Collected data entries

START

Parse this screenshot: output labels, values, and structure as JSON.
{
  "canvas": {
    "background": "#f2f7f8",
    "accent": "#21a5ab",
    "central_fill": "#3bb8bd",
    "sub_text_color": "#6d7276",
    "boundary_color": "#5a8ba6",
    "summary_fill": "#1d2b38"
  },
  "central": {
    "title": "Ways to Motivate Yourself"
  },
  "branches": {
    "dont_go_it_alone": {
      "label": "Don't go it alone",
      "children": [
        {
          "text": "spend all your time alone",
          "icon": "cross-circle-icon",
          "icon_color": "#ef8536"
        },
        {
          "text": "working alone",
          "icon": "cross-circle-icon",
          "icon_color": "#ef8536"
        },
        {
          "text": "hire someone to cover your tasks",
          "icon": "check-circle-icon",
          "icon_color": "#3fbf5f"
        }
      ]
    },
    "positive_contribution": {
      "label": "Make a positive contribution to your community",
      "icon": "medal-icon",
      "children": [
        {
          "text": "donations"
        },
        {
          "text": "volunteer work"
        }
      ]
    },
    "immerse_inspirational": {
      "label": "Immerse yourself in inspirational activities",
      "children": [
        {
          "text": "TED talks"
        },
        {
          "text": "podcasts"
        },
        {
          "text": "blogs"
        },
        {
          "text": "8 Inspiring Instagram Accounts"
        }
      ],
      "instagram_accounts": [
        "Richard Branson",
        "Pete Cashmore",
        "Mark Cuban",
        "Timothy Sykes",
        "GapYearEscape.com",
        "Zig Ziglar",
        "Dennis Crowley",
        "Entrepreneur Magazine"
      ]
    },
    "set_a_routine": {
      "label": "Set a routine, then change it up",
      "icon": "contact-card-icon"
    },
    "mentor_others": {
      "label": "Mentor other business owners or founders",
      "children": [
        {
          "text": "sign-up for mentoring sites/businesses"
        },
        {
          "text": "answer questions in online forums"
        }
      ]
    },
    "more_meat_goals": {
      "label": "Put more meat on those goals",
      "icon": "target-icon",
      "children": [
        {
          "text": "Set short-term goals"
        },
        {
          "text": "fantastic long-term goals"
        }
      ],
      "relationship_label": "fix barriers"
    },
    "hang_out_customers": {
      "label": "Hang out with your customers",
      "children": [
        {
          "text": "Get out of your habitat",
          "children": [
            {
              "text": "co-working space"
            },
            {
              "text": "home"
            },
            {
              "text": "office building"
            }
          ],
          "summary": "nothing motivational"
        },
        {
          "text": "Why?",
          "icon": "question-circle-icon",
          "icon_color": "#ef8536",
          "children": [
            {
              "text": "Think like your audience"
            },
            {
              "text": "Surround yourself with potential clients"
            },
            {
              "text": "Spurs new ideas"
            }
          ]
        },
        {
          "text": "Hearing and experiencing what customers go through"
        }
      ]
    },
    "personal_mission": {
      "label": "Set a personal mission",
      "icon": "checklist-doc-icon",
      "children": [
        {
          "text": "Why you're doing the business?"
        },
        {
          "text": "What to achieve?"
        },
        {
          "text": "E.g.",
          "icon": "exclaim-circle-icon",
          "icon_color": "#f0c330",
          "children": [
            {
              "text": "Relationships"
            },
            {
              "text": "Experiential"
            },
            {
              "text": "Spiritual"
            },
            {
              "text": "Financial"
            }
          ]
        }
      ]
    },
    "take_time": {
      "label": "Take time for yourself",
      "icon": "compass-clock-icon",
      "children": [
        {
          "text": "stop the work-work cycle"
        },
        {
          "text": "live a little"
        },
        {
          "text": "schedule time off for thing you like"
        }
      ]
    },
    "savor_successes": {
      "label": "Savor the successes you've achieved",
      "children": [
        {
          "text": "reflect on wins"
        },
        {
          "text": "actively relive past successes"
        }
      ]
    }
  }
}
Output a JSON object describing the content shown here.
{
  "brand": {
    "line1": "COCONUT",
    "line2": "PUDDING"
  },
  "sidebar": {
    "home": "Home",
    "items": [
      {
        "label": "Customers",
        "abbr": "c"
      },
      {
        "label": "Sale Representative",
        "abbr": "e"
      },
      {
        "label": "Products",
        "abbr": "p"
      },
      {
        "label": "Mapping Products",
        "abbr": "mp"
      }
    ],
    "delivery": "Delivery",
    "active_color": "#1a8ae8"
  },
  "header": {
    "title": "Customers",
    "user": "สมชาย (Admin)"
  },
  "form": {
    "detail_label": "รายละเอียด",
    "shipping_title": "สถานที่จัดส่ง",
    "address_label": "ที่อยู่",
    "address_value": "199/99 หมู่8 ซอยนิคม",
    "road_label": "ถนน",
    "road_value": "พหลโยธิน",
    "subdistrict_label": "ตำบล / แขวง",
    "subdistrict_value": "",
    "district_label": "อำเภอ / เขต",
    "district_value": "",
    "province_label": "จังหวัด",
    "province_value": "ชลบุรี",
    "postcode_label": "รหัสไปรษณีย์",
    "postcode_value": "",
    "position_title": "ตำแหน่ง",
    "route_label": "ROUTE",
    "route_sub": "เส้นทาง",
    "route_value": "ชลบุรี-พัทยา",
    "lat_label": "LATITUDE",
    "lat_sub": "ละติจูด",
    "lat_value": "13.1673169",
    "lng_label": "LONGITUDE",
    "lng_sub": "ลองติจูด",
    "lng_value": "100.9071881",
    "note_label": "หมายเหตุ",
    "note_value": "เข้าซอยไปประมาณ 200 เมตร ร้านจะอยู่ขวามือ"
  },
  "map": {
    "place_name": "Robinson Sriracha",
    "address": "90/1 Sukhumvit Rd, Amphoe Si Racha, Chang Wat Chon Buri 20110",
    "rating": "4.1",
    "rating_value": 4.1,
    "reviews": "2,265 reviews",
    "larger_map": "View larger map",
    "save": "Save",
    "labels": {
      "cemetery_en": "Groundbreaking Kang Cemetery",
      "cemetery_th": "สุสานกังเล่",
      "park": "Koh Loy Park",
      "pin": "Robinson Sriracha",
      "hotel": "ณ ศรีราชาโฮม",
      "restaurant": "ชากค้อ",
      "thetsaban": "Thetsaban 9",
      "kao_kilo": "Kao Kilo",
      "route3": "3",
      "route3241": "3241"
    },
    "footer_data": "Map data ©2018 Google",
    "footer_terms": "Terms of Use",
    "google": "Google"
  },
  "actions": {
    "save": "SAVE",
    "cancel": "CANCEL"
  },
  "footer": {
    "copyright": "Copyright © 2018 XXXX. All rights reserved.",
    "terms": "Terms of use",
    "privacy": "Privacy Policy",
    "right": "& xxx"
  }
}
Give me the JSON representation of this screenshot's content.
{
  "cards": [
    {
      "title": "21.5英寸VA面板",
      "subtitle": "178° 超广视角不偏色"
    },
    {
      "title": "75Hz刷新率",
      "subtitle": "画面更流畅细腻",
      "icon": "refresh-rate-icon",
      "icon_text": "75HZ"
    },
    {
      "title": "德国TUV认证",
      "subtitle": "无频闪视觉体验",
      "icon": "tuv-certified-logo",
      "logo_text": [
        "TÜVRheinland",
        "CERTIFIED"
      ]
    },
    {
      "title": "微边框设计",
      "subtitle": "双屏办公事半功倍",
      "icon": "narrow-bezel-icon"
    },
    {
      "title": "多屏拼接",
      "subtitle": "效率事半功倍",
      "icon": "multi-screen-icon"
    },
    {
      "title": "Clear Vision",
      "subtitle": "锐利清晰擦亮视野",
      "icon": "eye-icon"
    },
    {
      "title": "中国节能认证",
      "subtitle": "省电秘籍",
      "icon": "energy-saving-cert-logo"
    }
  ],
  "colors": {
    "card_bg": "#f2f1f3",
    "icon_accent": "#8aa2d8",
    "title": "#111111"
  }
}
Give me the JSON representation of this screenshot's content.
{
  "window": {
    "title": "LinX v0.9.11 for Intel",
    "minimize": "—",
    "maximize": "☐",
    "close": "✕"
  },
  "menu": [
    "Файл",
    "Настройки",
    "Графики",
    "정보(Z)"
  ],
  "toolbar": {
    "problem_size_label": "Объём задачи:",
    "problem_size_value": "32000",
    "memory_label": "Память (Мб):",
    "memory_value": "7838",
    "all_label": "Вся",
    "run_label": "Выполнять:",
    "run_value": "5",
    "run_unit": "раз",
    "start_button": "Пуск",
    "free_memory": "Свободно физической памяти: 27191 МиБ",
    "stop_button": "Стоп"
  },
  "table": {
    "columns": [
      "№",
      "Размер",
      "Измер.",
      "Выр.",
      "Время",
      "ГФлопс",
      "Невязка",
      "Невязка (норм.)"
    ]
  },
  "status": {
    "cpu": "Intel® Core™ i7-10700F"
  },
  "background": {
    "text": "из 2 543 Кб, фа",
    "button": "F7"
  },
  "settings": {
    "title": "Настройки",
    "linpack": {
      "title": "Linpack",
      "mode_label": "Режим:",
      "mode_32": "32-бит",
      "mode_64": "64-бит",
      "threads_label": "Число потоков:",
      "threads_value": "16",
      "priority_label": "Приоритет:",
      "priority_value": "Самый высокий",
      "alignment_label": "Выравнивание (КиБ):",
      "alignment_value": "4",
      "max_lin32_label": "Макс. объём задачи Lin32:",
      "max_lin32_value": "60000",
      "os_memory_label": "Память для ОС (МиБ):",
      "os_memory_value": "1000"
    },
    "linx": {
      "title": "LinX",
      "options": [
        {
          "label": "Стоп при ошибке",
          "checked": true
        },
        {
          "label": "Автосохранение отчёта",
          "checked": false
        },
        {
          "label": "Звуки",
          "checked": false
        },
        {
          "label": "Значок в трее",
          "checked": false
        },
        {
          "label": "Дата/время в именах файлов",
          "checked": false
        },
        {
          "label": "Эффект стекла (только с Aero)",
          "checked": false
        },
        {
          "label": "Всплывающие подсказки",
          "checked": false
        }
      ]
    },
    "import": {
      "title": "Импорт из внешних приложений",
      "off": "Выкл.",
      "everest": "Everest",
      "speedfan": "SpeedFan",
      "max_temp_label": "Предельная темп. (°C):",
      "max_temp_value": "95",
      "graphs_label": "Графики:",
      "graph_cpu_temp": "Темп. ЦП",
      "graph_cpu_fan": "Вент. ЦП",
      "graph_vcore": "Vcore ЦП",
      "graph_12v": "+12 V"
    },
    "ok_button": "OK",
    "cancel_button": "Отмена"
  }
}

END

→ **EXERCISE DESCRIPTION**:
Tell how many lines hold the string "Terms", giving the number and nothing else.

→ **CORRECT RESULT**:
2